### Exercise task
Below are records. Copy every line with "网络安全审查办法" in it.

### Material for this exercise
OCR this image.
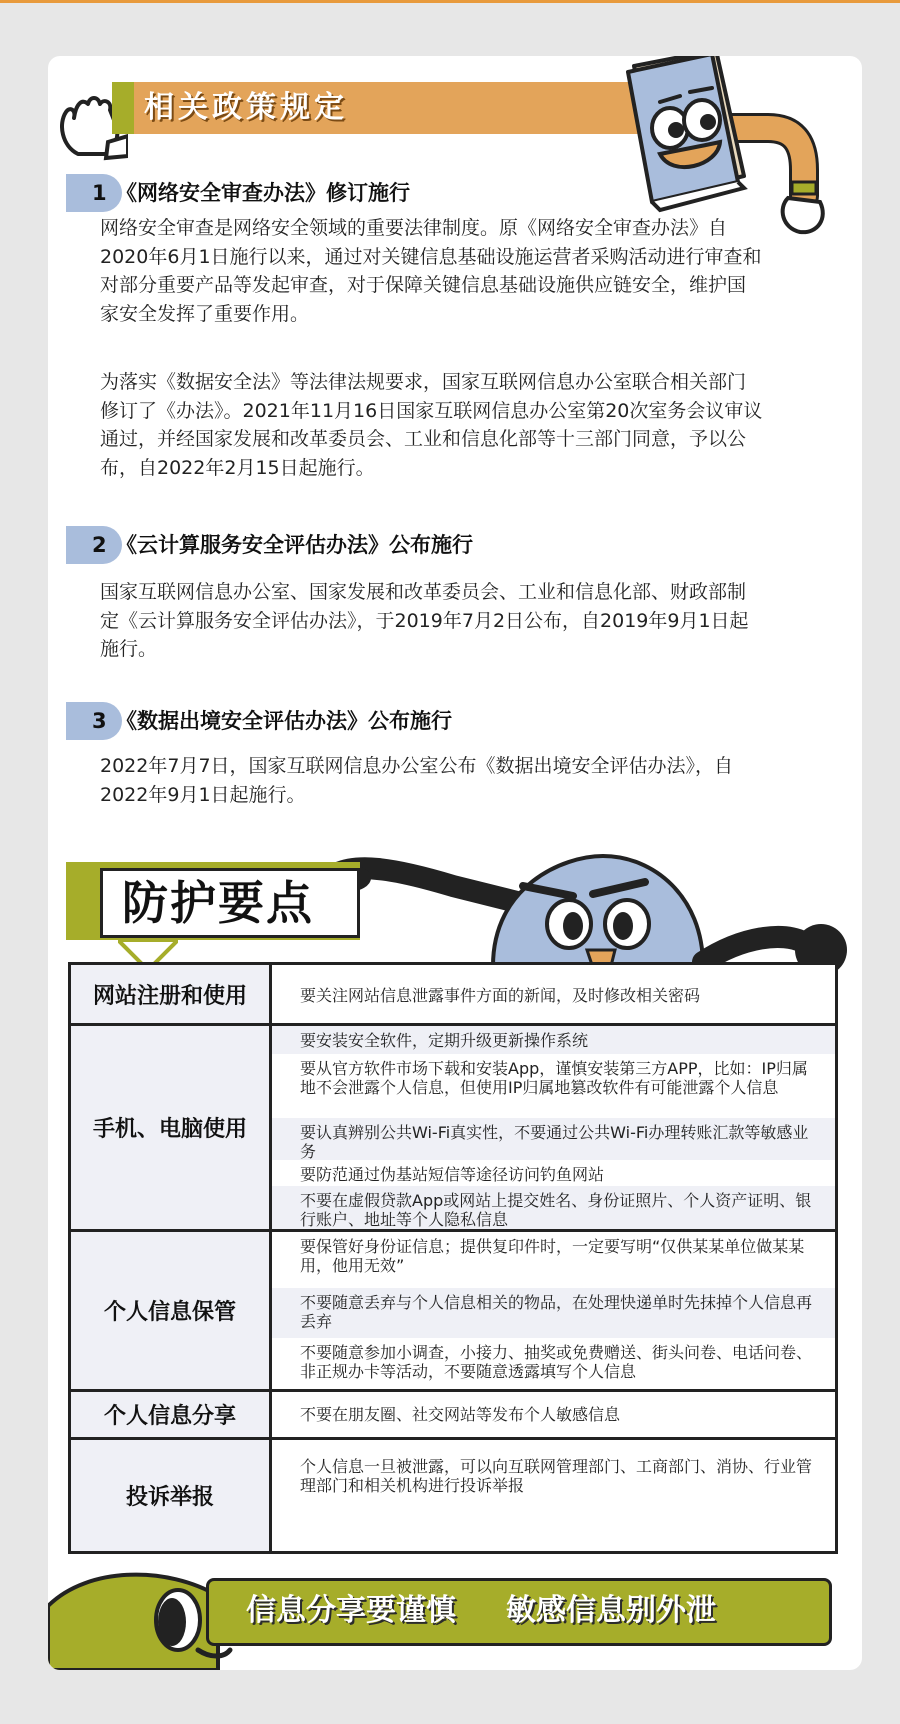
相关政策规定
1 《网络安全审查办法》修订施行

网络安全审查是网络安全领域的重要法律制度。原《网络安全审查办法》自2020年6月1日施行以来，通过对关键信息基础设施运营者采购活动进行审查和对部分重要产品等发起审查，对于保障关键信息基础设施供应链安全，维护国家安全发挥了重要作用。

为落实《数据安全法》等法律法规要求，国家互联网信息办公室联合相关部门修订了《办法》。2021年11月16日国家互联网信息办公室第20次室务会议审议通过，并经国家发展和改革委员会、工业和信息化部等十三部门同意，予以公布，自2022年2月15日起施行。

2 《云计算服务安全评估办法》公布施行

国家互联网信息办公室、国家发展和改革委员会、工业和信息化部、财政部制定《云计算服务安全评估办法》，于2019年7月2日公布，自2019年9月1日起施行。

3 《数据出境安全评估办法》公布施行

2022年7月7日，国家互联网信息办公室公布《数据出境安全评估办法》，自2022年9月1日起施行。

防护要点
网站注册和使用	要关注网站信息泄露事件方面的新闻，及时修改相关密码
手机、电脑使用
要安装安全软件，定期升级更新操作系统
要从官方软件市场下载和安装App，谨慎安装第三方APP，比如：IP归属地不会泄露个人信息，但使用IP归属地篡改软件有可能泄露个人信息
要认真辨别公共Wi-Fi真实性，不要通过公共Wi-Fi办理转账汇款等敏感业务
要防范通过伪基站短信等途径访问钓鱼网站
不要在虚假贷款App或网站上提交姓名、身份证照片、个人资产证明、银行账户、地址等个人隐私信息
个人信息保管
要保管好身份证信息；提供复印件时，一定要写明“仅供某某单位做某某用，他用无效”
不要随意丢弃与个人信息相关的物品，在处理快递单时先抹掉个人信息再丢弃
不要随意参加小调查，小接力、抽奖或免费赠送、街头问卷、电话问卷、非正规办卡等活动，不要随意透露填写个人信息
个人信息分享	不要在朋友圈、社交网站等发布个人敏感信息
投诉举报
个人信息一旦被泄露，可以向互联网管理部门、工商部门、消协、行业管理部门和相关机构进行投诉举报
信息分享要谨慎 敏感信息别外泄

* * *

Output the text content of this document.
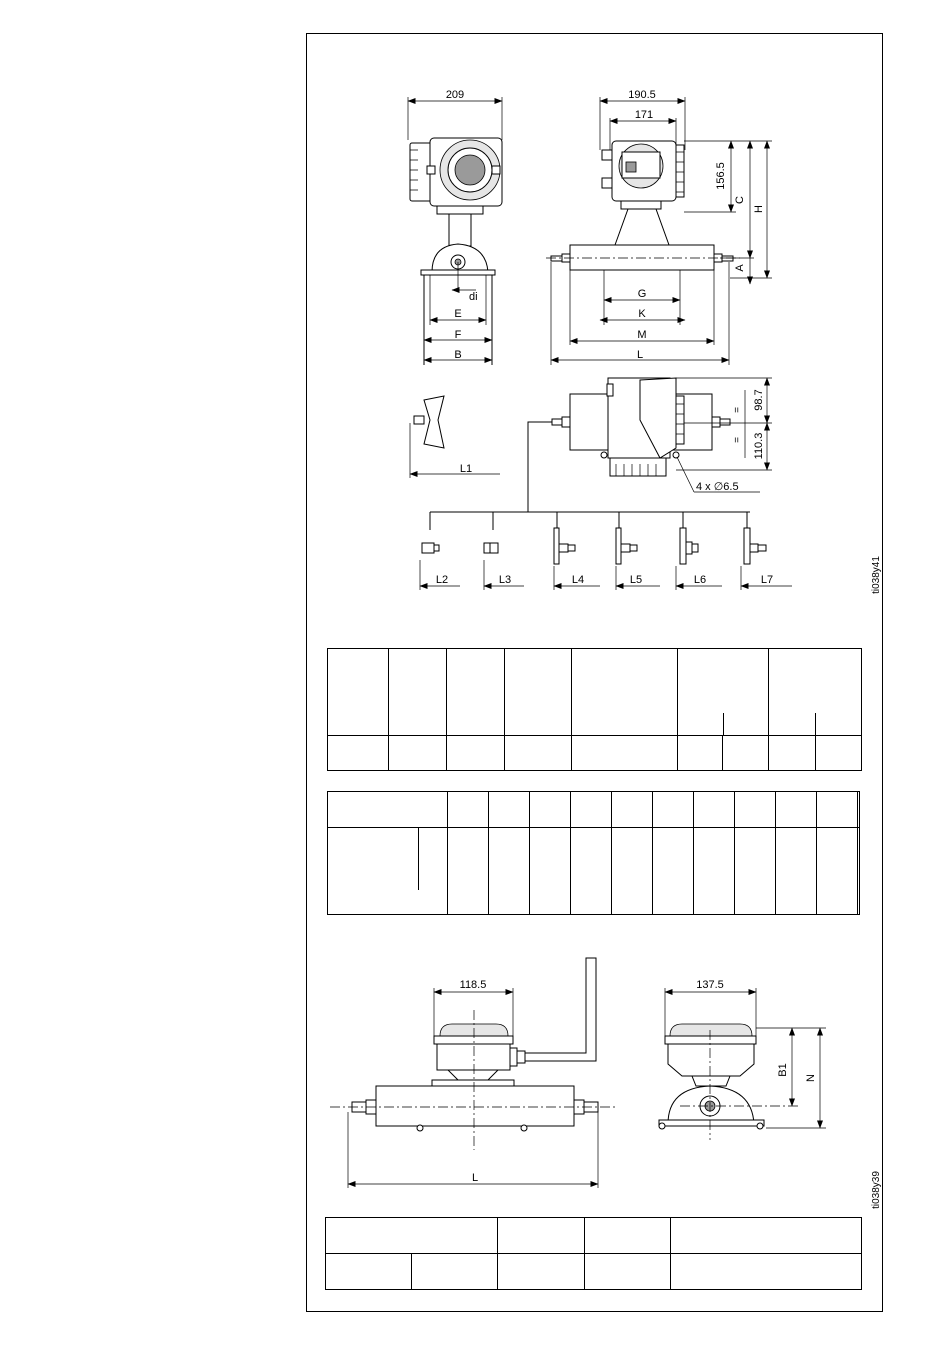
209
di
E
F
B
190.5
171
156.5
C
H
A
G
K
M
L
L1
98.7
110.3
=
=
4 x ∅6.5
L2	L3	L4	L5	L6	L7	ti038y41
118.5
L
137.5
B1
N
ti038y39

### Written response
1 《网络安全审查办法》修订施行
网络安全审查是网络安全领域的重要法律制度。原《网络安全审查办法》自2020年6月1日施行以来，通过对关键信息基础设施运营者采购活动进行审查和对部分重要产品等发起审查，对于保障关键信息基础设施供应链安全，维护国家安全发挥了重要作用。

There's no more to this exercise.